[begin Source extract]

At 7:23 AM this morning, veteran commenter Pennagain was sufficiently lucid to Penn this helpful commentary and reminiscence regarding civics, education, debate, perspective and proportionality. I am duly impressed.
Here is Pennagain’s Comment of the Day on yesterday’s post on the significance of middle school students deliberately disrespecting the Speaker of the House, “What’s Going On Here?”: The 8th Grade’s Speaker Of The House Snub”:
I grew up in a thoroughly corrupt local political community (Jersey City, Hudson County, 1940s) where politicians mostly scared the hell out of us kids. They never hid their opinion of children as nuisances (non-voters, non-party-contributors, non-influential: period); as pawns to gain them applause (recipients of school awards or sponsored – not paid for – say, a week at summer camp or a trip to the carnival); as slaves (untipped or unpaid car washers, runners, leaf-rakers, lawn-mowers, paperboys etc.); or as flat out enemies (boys in particular who set off firecrackers or let their dogs loose at a rally or dared put their dirty, sticky hands on our officeholders’ bright black Buicks).

[end Source extract]

▶ **Prompt**: Can you print, word for word, the part of the Comment of the Day excerpt from "At 7:23 AM this" up to and including "am duly impressed."?

[begin Data shown]

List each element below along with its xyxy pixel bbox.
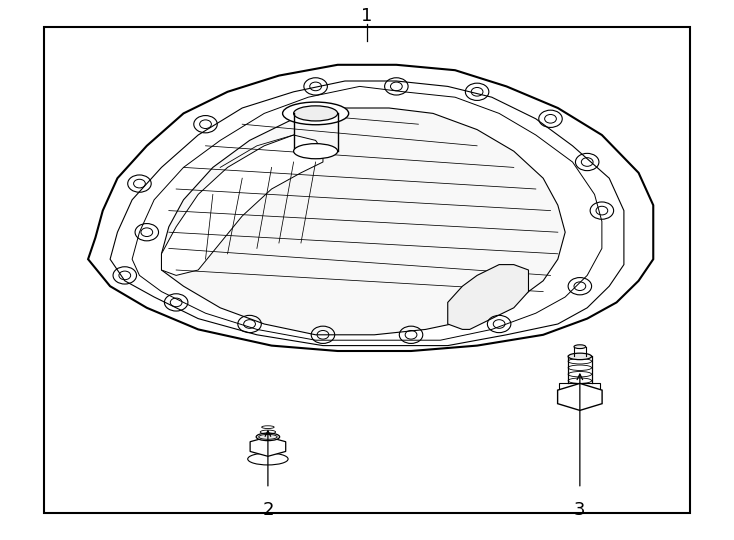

[end Data shown]

▶ **Result**:
At 7:23 AM this morning, veteran commenter Pennagain was sufficiently lucid to Penn this helpful commentary and reminiscence regarding civics, education, debate, perspective and proportionality. I am duly impressed.